REQUIRED WORK —
Your task is to copy every line of this material exactly.

TASK DATA —

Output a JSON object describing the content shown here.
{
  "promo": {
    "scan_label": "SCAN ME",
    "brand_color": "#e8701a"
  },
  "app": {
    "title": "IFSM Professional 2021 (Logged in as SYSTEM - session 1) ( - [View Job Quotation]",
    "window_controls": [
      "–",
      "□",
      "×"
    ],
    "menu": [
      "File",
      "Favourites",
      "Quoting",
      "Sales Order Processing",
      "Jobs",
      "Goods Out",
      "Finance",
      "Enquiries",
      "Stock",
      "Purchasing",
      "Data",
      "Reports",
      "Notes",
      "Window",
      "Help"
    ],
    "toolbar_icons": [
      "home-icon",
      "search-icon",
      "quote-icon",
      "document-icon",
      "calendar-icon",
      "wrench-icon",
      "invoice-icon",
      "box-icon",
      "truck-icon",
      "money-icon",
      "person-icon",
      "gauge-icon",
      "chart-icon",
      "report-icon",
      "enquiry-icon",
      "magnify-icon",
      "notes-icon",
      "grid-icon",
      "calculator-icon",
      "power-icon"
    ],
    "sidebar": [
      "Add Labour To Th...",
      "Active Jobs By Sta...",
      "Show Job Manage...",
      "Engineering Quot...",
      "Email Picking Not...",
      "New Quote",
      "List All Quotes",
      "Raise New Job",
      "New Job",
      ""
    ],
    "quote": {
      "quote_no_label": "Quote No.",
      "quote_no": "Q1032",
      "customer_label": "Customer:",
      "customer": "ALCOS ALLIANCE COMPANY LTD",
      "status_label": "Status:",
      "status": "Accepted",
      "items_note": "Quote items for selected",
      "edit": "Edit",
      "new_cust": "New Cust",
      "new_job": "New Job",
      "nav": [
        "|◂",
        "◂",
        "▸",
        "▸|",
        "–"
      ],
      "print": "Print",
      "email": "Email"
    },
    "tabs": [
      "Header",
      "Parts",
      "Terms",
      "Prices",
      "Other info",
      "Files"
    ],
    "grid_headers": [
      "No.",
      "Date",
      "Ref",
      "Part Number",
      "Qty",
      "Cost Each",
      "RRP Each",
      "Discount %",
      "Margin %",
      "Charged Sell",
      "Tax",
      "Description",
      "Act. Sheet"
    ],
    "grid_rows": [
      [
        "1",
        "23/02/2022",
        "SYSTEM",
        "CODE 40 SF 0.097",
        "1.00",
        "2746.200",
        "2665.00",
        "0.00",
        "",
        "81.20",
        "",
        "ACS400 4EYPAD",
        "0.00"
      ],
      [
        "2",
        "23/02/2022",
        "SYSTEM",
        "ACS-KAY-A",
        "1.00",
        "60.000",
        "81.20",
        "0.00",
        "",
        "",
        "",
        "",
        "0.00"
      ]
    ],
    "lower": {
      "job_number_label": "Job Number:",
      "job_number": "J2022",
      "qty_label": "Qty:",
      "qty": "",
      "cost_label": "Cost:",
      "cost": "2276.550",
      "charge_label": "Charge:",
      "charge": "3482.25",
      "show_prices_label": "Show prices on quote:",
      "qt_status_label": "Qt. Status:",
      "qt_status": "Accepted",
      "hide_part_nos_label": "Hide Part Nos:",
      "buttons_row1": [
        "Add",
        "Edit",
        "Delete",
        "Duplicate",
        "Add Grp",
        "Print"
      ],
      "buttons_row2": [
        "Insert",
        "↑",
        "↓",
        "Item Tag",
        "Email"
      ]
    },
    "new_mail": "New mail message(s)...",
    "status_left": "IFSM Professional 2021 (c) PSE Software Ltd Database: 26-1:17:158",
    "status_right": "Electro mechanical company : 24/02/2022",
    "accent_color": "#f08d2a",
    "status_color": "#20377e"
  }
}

EXERCISE SOLUTION —
Output a JSON object describing the content shown here.
{
  "promo": {
    "scan_label": "SCAN ME",
    "brand_color": "#e8701a"
  },
  "app": {
    "title": "IFSM Professional 2021 (Logged in as SYSTEM - session 1) ( - [View Job Quotation]",
    "window_controls": [
      "–",
      "□",
      "×"
    ],
    "menu": [
      "File",
      "Favourites",
      "Quoting",
      "Sales Order Processing",
      "Jobs",
      "Goods Out",
      "Finance",
      "Enquiries",
      "Stock",
      "Purchasing",
      "Data",
      "Reports",
      "Notes",
      "Window",
      "Help"
    ],
    "toolbar_icons": [
      "home-icon",
      "search-icon",
      "quote-icon",
      "document-icon",
      "calendar-icon",
      "wrench-icon",
      "invoice-icon",
      "box-icon",
      "truck-icon",
      "money-icon",
      "person-icon",
      "gauge-icon",
      "chart-icon",
      "report-icon",
      "enquiry-icon",
      "magnify-icon",
      "notes-icon",
      "grid-icon",
      "calculator-icon",
      "power-icon"
    ],
    "sidebar": [
      "Add Labour To Th...",
      "Active Jobs By Sta...",
      "Show Job Manage...",
      "Engineering Quot...",
      "Email Picking Not...",
      "New Quote",
      "List All Quotes",
      "Raise New Job",
      "New Job",
      ""
    ],
    "quote": {
      "quote_no_label": "Quote No.",
      "quote_no": "Q1032",
      "customer_label": "Customer:",
      "customer": "ALCOS ALLIANCE COMPANY LTD",
      "status_label": "Status:",
      "status": "Accepted",
      "items_note": "Quote items for selected",
      "edit": "Edit",
      "new_cust": "New Cust",
      "new_job": "New Job",
      "nav": [
        "|◂",
        "◂",
        "▸",
        "▸|",
        "–"
      ],
      "print": "Print",
      "email": "Email"
    },
    "tabs": [
      "Header",
      "Parts",
      "Terms",
      "Prices",
      "Other info",
      "Files"
    ],
    "grid_headers": [
      "No.",
      "Date",
      "Ref",
      "Part Number",
      "Qty",
      "Cost Each",
      "RRP Each",
      "Discount %",
      "Margin %",
      "Charged Sell",
      "Tax",
      "Description",
      "Act. Sheet"
    ],
    "grid_rows": [
      [
        "1",
        "23/02/2022",
        "SYSTEM",
        "CODE 40 SF 0.097",
        "1.00",
        "2746.200",
        "2665.00",
        "0.00",
        "",
        "81.20",
        "",
        "ACS400 4EYPAD",
        "0.00"
      ],
      [
        "2",
        "23/02/2022",
        "SYSTEM",
        "ACS-KAY-A",
        "1.00",
        "60.000",
        "81.20",
        "0.00",
        "",
        "",
        "",
        "",
        "0.00"
      ]
    ],
    "lower": {
      "job_number_label": "Job Number:",
      "job_number": "J2022",
      "qty_label": "Qty:",
      "qty": "",
      "cost_label": "Cost:",
      "cost": "2276.550",
      "charge_label": "Charge:",
      "charge": "3482.25",
      "show_prices_label": "Show prices on quote:",
      "qt_status_label": "Qt. Status:",
      "qt_status": "Accepted",
      "hide_part_nos_label": "Hide Part Nos:",
      "buttons_row1": [
        "Add",
        "Edit",
        "Delete",
        "Duplicate",
        "Add Grp",
        "Print"
      ],
      "buttons_row2": [
        "Insert",
        "↑",
        "↓",
        "Item Tag",
        "Email"
      ]
    },
    "new_mail": "New mail message(s)...",
    "status_left": "IFSM Professional 2021 (c) PSE Software Ltd Database: 26-1:17:158",
    "status_right": "Electro mechanical company : 24/02/2022",
    "accent_color": "#f08d2a",
    "status_color": "#20377e"
  }
}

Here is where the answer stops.